Extracted material:

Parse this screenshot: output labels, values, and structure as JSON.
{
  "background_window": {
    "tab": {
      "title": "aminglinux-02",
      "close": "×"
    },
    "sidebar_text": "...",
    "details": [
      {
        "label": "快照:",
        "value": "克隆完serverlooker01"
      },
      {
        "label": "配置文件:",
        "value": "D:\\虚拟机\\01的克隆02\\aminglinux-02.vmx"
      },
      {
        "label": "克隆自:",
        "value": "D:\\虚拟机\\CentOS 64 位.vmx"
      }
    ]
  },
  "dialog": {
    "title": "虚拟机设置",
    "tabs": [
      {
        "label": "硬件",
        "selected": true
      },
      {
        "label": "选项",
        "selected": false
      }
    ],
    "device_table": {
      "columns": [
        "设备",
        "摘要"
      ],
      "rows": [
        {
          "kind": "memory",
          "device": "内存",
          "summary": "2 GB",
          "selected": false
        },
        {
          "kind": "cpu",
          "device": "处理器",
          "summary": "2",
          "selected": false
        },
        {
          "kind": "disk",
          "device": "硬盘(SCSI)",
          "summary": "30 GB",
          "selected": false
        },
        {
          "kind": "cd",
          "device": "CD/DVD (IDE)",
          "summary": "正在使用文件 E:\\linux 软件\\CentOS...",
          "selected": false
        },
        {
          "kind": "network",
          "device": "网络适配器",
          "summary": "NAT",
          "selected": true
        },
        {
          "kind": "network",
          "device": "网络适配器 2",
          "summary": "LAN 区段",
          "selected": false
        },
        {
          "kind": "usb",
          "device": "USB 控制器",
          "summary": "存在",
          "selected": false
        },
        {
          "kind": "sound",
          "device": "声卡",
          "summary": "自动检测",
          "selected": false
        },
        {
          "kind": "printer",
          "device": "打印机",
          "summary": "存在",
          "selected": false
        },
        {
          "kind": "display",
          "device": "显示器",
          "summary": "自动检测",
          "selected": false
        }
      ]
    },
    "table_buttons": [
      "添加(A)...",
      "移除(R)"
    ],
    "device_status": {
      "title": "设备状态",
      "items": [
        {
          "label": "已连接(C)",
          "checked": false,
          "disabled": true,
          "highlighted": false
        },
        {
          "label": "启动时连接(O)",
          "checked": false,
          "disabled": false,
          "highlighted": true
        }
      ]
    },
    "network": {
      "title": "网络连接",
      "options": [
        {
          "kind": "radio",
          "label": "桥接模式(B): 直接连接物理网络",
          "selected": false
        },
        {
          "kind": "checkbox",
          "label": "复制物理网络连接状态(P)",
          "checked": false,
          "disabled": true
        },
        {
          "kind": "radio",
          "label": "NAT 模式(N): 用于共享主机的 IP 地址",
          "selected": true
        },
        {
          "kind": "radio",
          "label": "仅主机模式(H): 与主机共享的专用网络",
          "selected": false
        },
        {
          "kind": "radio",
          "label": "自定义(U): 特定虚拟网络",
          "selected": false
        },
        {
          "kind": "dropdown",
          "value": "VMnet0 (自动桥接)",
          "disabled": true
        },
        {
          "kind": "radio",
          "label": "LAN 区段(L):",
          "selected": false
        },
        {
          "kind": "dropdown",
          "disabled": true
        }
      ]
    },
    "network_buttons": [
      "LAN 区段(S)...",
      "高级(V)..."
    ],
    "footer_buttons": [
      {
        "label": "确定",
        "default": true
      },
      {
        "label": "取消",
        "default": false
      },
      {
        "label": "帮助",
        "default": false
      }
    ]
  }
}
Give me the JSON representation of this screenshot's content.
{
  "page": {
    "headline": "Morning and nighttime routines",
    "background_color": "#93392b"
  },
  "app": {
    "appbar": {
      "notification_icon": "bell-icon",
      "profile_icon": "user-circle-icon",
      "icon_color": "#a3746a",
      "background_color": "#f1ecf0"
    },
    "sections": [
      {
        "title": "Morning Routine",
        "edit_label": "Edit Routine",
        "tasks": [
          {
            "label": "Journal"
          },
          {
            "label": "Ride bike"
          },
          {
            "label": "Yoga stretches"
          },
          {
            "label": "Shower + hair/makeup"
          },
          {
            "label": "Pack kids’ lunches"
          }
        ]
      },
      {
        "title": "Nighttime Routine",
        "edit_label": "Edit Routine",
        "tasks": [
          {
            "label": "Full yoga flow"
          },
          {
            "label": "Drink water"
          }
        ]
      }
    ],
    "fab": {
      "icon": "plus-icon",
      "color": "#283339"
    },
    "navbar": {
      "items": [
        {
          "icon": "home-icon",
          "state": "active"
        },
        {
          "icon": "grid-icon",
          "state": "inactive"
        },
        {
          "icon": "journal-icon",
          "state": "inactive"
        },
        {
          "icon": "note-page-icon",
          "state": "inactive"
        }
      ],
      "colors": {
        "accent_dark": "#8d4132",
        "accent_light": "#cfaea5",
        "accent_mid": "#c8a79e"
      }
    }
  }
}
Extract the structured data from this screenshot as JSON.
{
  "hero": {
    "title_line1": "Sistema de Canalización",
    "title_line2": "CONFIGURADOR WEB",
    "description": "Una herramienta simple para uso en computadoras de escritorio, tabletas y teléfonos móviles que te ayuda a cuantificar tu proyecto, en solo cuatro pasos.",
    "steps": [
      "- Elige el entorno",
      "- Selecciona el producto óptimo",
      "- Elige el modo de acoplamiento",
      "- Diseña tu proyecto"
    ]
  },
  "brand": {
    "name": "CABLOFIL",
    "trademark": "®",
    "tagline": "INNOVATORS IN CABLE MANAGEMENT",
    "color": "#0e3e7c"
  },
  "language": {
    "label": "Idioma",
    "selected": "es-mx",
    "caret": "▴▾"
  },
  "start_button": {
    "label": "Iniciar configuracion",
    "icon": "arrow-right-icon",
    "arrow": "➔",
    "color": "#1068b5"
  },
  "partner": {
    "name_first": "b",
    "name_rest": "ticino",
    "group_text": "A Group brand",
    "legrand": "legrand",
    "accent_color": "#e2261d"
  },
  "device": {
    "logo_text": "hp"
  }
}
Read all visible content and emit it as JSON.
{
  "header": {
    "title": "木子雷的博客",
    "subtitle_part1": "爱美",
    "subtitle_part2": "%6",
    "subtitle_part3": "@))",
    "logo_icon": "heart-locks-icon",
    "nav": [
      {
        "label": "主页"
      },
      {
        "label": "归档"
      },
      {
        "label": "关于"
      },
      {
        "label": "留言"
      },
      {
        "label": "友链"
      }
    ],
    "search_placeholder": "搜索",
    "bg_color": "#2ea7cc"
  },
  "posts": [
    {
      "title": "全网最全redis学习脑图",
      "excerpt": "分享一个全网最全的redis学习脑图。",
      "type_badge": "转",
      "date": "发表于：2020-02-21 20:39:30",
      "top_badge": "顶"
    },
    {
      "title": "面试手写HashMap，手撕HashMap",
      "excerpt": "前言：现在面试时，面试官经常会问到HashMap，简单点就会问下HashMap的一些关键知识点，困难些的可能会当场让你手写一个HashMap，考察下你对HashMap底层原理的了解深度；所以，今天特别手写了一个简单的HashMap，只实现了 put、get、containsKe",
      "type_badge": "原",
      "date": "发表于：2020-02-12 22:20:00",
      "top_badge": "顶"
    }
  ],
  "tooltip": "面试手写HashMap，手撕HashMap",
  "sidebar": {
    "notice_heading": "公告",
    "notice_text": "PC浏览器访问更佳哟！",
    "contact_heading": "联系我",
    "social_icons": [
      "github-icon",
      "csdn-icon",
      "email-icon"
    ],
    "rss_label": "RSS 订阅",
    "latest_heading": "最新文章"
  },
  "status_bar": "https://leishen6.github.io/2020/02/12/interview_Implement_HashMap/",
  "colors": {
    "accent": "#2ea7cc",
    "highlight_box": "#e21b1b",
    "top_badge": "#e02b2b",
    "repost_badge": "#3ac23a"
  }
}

What needs to be done: Pull every line containing "Morning" from the material above.

Answer for this exercise:
    "headline": "Morning and nighttime routines",
        "title": "Morning Routine",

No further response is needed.